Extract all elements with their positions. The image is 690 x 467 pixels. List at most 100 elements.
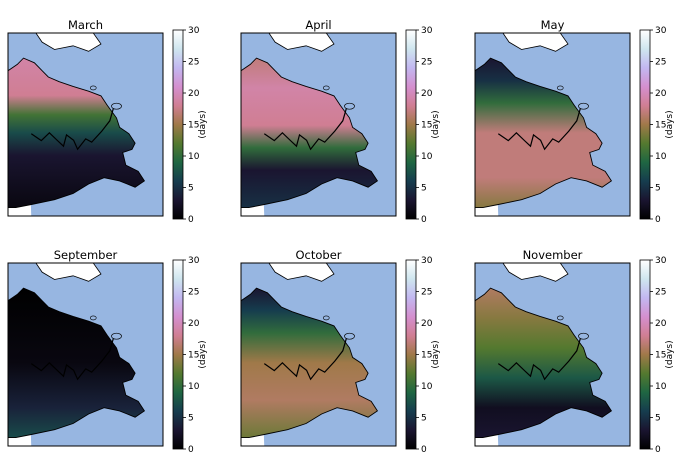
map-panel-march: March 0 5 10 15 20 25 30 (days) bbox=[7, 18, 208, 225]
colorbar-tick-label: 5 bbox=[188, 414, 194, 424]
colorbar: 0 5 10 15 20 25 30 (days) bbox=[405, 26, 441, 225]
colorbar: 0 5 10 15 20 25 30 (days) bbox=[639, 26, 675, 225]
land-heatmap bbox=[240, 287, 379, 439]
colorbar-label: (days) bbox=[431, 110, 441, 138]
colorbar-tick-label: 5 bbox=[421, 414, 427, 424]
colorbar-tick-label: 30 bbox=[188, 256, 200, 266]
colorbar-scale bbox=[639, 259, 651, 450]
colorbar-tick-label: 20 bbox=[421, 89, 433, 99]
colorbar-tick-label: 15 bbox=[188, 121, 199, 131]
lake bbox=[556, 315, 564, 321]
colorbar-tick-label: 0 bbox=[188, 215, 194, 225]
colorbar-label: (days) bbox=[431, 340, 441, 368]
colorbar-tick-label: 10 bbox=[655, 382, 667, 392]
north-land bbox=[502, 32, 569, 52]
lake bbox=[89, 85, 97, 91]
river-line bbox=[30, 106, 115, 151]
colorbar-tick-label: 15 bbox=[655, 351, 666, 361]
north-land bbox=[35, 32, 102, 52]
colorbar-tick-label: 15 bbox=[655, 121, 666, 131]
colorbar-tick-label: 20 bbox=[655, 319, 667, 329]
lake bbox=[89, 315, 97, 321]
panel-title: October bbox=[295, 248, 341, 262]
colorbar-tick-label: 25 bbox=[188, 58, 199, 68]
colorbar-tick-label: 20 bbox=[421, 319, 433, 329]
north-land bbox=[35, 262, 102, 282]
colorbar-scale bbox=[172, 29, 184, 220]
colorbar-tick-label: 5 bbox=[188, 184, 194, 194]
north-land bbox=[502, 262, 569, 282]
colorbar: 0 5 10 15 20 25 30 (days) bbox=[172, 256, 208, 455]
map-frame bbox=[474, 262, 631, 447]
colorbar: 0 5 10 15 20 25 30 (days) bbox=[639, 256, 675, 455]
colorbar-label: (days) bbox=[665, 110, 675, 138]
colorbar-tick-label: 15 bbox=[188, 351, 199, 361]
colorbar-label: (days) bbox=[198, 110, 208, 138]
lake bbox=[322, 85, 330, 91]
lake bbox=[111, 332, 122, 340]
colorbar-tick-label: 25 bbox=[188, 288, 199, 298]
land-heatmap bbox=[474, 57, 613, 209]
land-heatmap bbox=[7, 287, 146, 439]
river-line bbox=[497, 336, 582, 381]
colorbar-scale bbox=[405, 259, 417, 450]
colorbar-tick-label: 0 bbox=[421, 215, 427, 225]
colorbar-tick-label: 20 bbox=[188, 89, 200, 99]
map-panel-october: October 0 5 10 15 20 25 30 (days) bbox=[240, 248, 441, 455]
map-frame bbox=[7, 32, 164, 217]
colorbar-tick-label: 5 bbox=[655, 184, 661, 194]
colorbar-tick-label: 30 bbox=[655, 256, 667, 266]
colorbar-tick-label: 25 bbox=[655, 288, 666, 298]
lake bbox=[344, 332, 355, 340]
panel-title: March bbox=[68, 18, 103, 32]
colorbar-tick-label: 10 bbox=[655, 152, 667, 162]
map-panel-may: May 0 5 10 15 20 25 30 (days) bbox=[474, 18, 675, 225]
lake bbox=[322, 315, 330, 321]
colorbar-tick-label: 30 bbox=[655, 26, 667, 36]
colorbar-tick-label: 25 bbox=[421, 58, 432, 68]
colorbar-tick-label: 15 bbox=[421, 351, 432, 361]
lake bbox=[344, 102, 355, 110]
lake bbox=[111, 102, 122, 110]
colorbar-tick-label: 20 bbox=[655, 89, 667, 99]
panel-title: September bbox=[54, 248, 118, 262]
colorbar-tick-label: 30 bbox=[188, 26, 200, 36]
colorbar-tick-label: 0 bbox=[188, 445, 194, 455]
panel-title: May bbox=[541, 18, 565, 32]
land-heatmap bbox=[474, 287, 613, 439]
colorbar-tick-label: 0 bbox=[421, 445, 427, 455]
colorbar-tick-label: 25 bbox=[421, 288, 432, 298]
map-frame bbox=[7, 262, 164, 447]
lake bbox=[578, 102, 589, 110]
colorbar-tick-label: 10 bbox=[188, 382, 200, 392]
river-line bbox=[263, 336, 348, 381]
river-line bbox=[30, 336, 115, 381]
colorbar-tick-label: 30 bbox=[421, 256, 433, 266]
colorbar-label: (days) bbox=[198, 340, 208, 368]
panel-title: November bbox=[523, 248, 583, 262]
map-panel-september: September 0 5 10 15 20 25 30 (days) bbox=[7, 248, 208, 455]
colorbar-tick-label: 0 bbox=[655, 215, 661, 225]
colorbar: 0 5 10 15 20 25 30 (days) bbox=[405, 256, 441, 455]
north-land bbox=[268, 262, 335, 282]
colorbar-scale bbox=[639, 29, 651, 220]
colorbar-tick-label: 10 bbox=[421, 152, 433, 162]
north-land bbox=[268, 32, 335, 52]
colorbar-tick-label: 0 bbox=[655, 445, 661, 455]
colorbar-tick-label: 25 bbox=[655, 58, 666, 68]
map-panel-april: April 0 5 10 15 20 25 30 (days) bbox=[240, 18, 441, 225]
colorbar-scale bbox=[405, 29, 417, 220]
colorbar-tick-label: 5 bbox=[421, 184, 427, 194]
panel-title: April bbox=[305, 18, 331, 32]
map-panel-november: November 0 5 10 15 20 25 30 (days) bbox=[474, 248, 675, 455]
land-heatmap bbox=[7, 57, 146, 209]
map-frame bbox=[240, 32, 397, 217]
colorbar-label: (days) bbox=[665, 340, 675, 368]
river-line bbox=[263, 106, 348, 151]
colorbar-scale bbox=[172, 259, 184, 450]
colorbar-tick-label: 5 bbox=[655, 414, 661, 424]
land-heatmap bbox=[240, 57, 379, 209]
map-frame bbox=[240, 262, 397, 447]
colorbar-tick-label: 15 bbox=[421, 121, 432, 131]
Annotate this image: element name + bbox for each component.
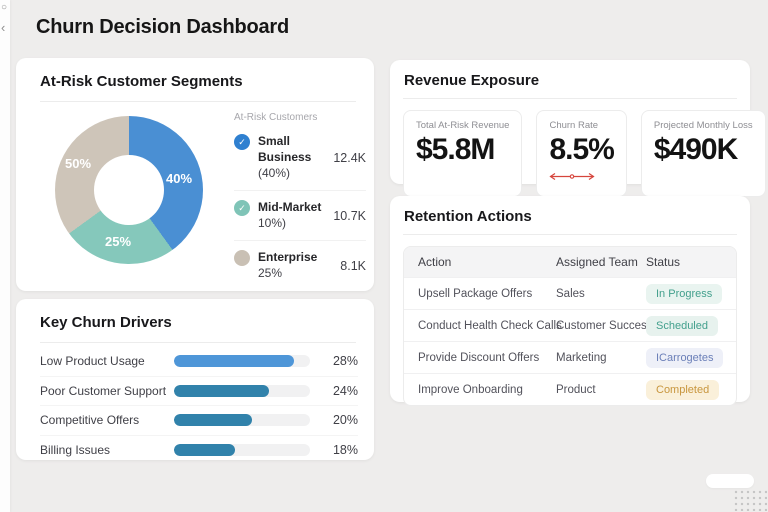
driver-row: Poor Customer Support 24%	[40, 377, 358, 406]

****************************************

Given exercise: Copy out word for word the lines of the material that begin at the line containing "map-panel-march: March 0" and run through the line containing "colorbar-label: (days) bbox=[431, 340, 441, 368]", including both of those lines.

Task output:
map-panel-march: March 0 5 10 15 20 25 30 (days) bbox=[7, 18, 208, 225]
colorbar-tick-label: 5 bbox=[188, 414, 194, 424]
colorbar: 0 5 10 15 20 25 30 (days) bbox=[405, 26, 441, 225]
colorbar: 0 5 10 15 20 25 30 (days) bbox=[639, 26, 675, 225]
land-heatmap bbox=[240, 287, 379, 439]
colorbar-label: (days) bbox=[431, 110, 441, 138]
colorbar-tick-label: 5 bbox=[421, 414, 427, 424]
colorbar-tick-label: 30 bbox=[188, 256, 200, 266]
colorbar-scale bbox=[639, 259, 651, 450]
colorbar-tick-label: 20 bbox=[421, 89, 433, 99]
colorbar-tick-label: 15 bbox=[188, 121, 199, 131]
lake bbox=[556, 315, 564, 321]
colorbar-tick-label: 0 bbox=[188, 215, 194, 225]
colorbar-label: (days) bbox=[431, 340, 441, 368]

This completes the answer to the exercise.